Job: Scan the data below and report how many lines include the word "JSON". Nothing else is wanted.

Stored data:
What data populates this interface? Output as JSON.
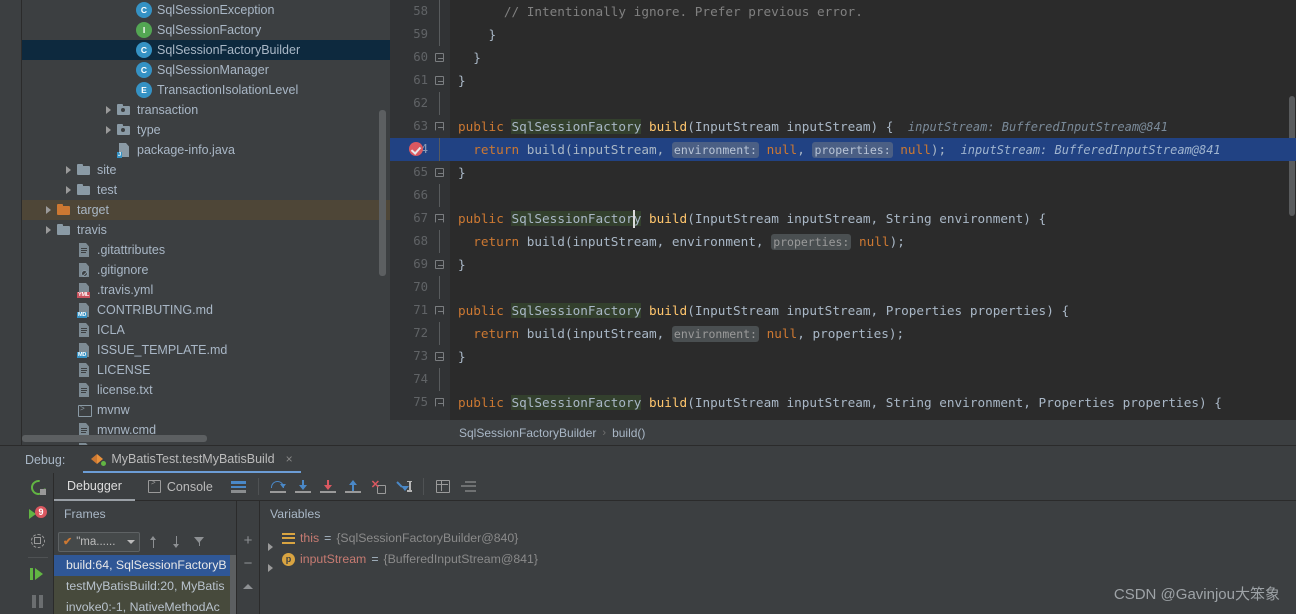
{
  "project_tree": {
    "items": [
      {
        "label": "SqlSessionException",
        "icon": "class-icon",
        "indent": 5,
        "type": "class",
        "twisty": false,
        "state": "normal"
      },
      {
        "label": "SqlSessionFactory",
        "icon": "interface-icon",
        "indent": 5,
        "type": "interface",
        "twisty": false,
        "state": "normal"
      },
      {
        "label": "SqlSessionFactoryBuilder",
        "icon": "class-icon",
        "indent": 5,
        "type": "class",
        "twisty": false,
        "state": "selected"
      },
      {
        "label": "SqlSessionManager",
        "icon": "class-icon",
        "indent": 5,
        "type": "class",
        "twisty": false,
        "state": "normal"
      },
      {
        "label": "TransactionIsolationLevel",
        "icon": "enum-icon",
        "indent": 5,
        "type": "enum",
        "twisty": false,
        "state": "normal"
      },
      {
        "label": "transaction",
        "icon": "package-folder-icon",
        "indent": 4,
        "type": "package",
        "twisty": true,
        "state": "normal"
      },
      {
        "label": "type",
        "icon": "package-folder-icon",
        "indent": 4,
        "type": "package",
        "twisty": true,
        "state": "normal"
      },
      {
        "label": "package-info.java",
        "icon": "java-file-icon",
        "indent": 4,
        "type": "javafile",
        "twisty": false,
        "state": "normal"
      },
      {
        "label": "site",
        "icon": "folder-icon",
        "indent": 2,
        "type": "folder",
        "twisty": true,
        "state": "normal"
      },
      {
        "label": "test",
        "icon": "folder-icon",
        "indent": 2,
        "type": "folder",
        "twisty": true,
        "state": "normal"
      },
      {
        "label": "target",
        "icon": "folder-icon-orange",
        "indent": 1,
        "type": "folder-orange",
        "twisty": true,
        "state": "target"
      },
      {
        "label": "travis",
        "icon": "folder-icon",
        "indent": 1,
        "type": "folder",
        "twisty": true,
        "state": "normal"
      },
      {
        "label": ".gitattributes",
        "icon": "text-file-icon",
        "indent": 2,
        "type": "file",
        "twisty": false,
        "state": "normal"
      },
      {
        "label": ".gitignore",
        "icon": "gitignore-file-icon",
        "indent": 2,
        "type": "gitignore",
        "twisty": false,
        "state": "normal"
      },
      {
        "label": ".travis.yml",
        "icon": "yaml-file-icon",
        "indent": 2,
        "type": "yml",
        "twisty": false,
        "state": "normal"
      },
      {
        "label": "CONTRIBUTING.md",
        "icon": "markdown-file-icon",
        "indent": 2,
        "type": "md",
        "twisty": false,
        "state": "normal"
      },
      {
        "label": "ICLA",
        "icon": "text-file-icon",
        "indent": 2,
        "type": "file",
        "twisty": false,
        "state": "normal"
      },
      {
        "label": "ISSUE_TEMPLATE.md",
        "icon": "markdown-file-icon",
        "indent": 2,
        "type": "md",
        "twisty": false,
        "state": "normal"
      },
      {
        "label": "LICENSE",
        "icon": "text-file-icon",
        "indent": 2,
        "type": "file",
        "twisty": false,
        "state": "normal"
      },
      {
        "label": "license.txt",
        "icon": "text-file-icon",
        "indent": 2,
        "type": "file",
        "twisty": false,
        "state": "normal"
      },
      {
        "label": "mvnw",
        "icon": "shell-file-icon",
        "indent": 2,
        "type": "sh",
        "twisty": false,
        "state": "normal"
      },
      {
        "label": "mvnw.cmd",
        "icon": "text-file-icon",
        "indent": 2,
        "type": "file",
        "twisty": false,
        "state": "normal"
      },
      {
        "label": "NOTICE",
        "icon": "text-file-icon",
        "indent": 2,
        "type": "file",
        "twisty": false,
        "state": "normal"
      }
    ]
  },
  "editor": {
    "lines": [
      {
        "num": "58",
        "fold": "none",
        "indent": 6,
        "segments": [
          {
            "t": "// Intentionally ignore. Prefer previous error.",
            "c": "cmt"
          }
        ]
      },
      {
        "num": "59",
        "fold": "none",
        "indent": 4,
        "segments": [
          {
            "t": "}",
            "c": "ident"
          }
        ]
      },
      {
        "num": "60",
        "fold": "end",
        "indent": 2,
        "segments": [
          {
            "t": "}",
            "c": "ident"
          }
        ]
      },
      {
        "num": "61",
        "fold": "end",
        "indent": 0,
        "segments": [
          {
            "t": "}",
            "c": "ident"
          }
        ]
      },
      {
        "num": "62",
        "fold": "none",
        "indent": 0,
        "segments": []
      },
      {
        "num": "63",
        "fold": "open",
        "indent": 0,
        "segments": [
          {
            "t": "public ",
            "c": "kw"
          },
          {
            "t": "SqlSessionFactory",
            "c": "type-hl"
          },
          {
            "t": " ",
            "c": "ident"
          },
          {
            "t": "build",
            "c": "mname"
          },
          {
            "t": "(InputStream inputStream) {",
            "c": "ident"
          },
          {
            "t": "  inputStream: BufferedInputStream@841",
            "c": "valhint"
          }
        ]
      },
      {
        "num": "64",
        "fold": "none",
        "indent": 2,
        "highlight": true,
        "breakpoint": true,
        "segments": [
          {
            "t": "return ",
            "c": "kw"
          },
          {
            "t": "build(inputStream, ",
            "c": "ident"
          },
          {
            "t": "environment:",
            "c": "hint"
          },
          {
            "t": " ",
            "c": "ident"
          },
          {
            "t": "null",
            "c": "kw"
          },
          {
            "t": ", ",
            "c": "ident"
          },
          {
            "t": "properties:",
            "c": "hint"
          },
          {
            "t": " ",
            "c": "ident"
          },
          {
            "t": "null",
            "c": "kw"
          },
          {
            "t": ");",
            "c": "ident"
          },
          {
            "t": "  inputStream: BufferedInputStream@841",
            "c": "valhint"
          }
        ]
      },
      {
        "num": "65",
        "fold": "end",
        "indent": 0,
        "segments": [
          {
            "t": "}",
            "c": "ident"
          }
        ]
      },
      {
        "num": "66",
        "fold": "none",
        "indent": 0,
        "segments": []
      },
      {
        "num": "67",
        "fold": "open",
        "indent": 0,
        "caret": true,
        "segments": [
          {
            "t": "public ",
            "c": "kw"
          },
          {
            "t": "SqlSessionFactory",
            "c": "type-hl"
          },
          {
            "t": " ",
            "c": "ident"
          },
          {
            "t": "build",
            "c": "mname"
          },
          {
            "t": "(InputStream inputStream, String environment) {",
            "c": "ident"
          }
        ]
      },
      {
        "num": "68",
        "fold": "none",
        "indent": 2,
        "segments": [
          {
            "t": "return ",
            "c": "kw"
          },
          {
            "t": "build(inputStream, environment, ",
            "c": "ident"
          },
          {
            "t": "properties:",
            "c": "hint"
          },
          {
            "t": " ",
            "c": "ident"
          },
          {
            "t": "null",
            "c": "kw"
          },
          {
            "t": ");",
            "c": "ident"
          }
        ]
      },
      {
        "num": "69",
        "fold": "end",
        "indent": 0,
        "segments": [
          {
            "t": "}",
            "c": "ident"
          }
        ]
      },
      {
        "num": "70",
        "fold": "none",
        "indent": 0,
        "segments": []
      },
      {
        "num": "71",
        "fold": "open",
        "indent": 0,
        "segments": [
          {
            "t": "public ",
            "c": "kw"
          },
          {
            "t": "SqlSessionFactory",
            "c": "type-hl"
          },
          {
            "t": " ",
            "c": "ident"
          },
          {
            "t": "build",
            "c": "mname"
          },
          {
            "t": "(InputStream inputStream, Properties properties) {",
            "c": "ident"
          }
        ]
      },
      {
        "num": "72",
        "fold": "none",
        "indent": 2,
        "segments": [
          {
            "t": "return ",
            "c": "kw"
          },
          {
            "t": "build(inputStream, ",
            "c": "ident"
          },
          {
            "t": "environment:",
            "c": "hint"
          },
          {
            "t": " ",
            "c": "ident"
          },
          {
            "t": "null",
            "c": "kw"
          },
          {
            "t": ", properties);",
            "c": "ident"
          }
        ]
      },
      {
        "num": "73",
        "fold": "end",
        "indent": 0,
        "segments": [
          {
            "t": "}",
            "c": "ident"
          }
        ]
      },
      {
        "num": "74",
        "fold": "none",
        "indent": 0,
        "segments": []
      },
      {
        "num": "75",
        "fold": "open",
        "indent": 0,
        "segments": [
          {
            "t": "public ",
            "c": "kw"
          },
          {
            "t": "SqlSessionFactory",
            "c": "type-hl"
          },
          {
            "t": " ",
            "c": "ident"
          },
          {
            "t": "build",
            "c": "mname"
          },
          {
            "t": "(InputStream inputStream, String environment, Properties properties) {",
            "c": "ident"
          }
        ]
      }
    ],
    "breadcrumb": {
      "class": "SqlSessionFactoryBuilder",
      "separator": "›",
      "method": "build()"
    }
  },
  "debug": {
    "label": "Debug:",
    "run_config": "MyBatisTest.testMyBatisBuild",
    "close_label": "×",
    "left_toolbar": [
      {
        "name": "rerun-button",
        "title": "Rerun"
      },
      {
        "name": "view-breakpoints-button",
        "title": "View Breakpoints",
        "badge": "9"
      },
      {
        "name": "restore-layout-button",
        "title": "Restore Layout"
      },
      {
        "name": "resume-program-button",
        "title": "Resume Program"
      },
      {
        "name": "pause-program-button",
        "title": "Pause Program"
      }
    ],
    "tabs": [
      {
        "label": "Debugger",
        "active": true
      },
      {
        "label": "Console",
        "active": false
      }
    ],
    "step_toolbar": [
      {
        "name": "mute-breakpoints-button",
        "title": "Mute Breakpoints"
      },
      {
        "name": "step-over-button",
        "title": "Step Over"
      },
      {
        "name": "step-into-button",
        "title": "Step Into"
      },
      {
        "name": "force-step-into-button",
        "title": "Force Step Into"
      },
      {
        "name": "step-out-button",
        "title": "Step Out"
      },
      {
        "name": "drop-frame-button",
        "title": "Drop Frame"
      },
      {
        "name": "run-to-cursor-button",
        "title": "Run to Cursor"
      },
      {
        "name": "evaluate-expression-button",
        "title": "Evaluate Expression"
      },
      {
        "name": "layout-settings-button",
        "title": "Layout Settings"
      }
    ],
    "frames": {
      "header": "Frames",
      "thread_selector": "\"ma......",
      "items": [
        {
          "label": "build:64, SqlSessionFactoryB",
          "state": "selected"
        },
        {
          "label": "testMyBatisBuild:20, MyBatis",
          "state": "dim"
        },
        {
          "label": "invoke0:-1, NativeMethodAc",
          "state": "dim2"
        }
      ]
    },
    "variables": {
      "header": "Variables",
      "items": [
        {
          "icon": "object-icon",
          "name": "this",
          "eq": "=",
          "value": "{SqlSessionFactoryBuilder@840}"
        },
        {
          "icon": "parameter-icon",
          "name": "inputStream",
          "eq": "=",
          "value": "{BufferedInputStream@841}"
        }
      ]
    }
  },
  "watermark": "CSDN @Gavinjou大笨象"
}
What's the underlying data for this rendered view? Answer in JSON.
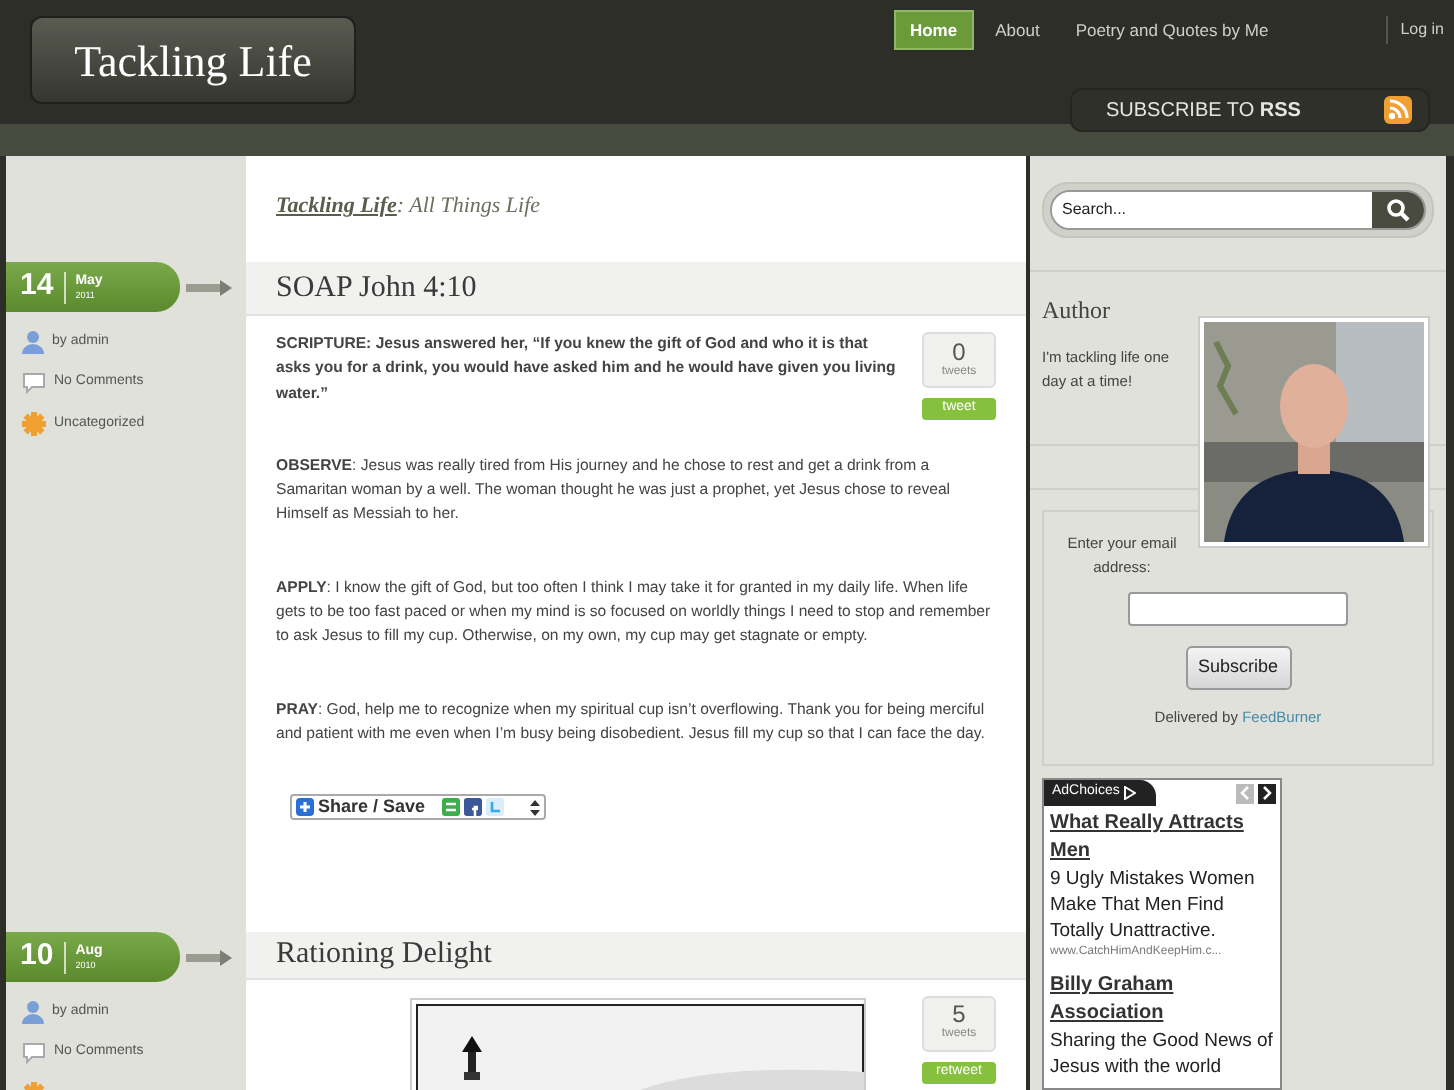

Solution for this problem: 2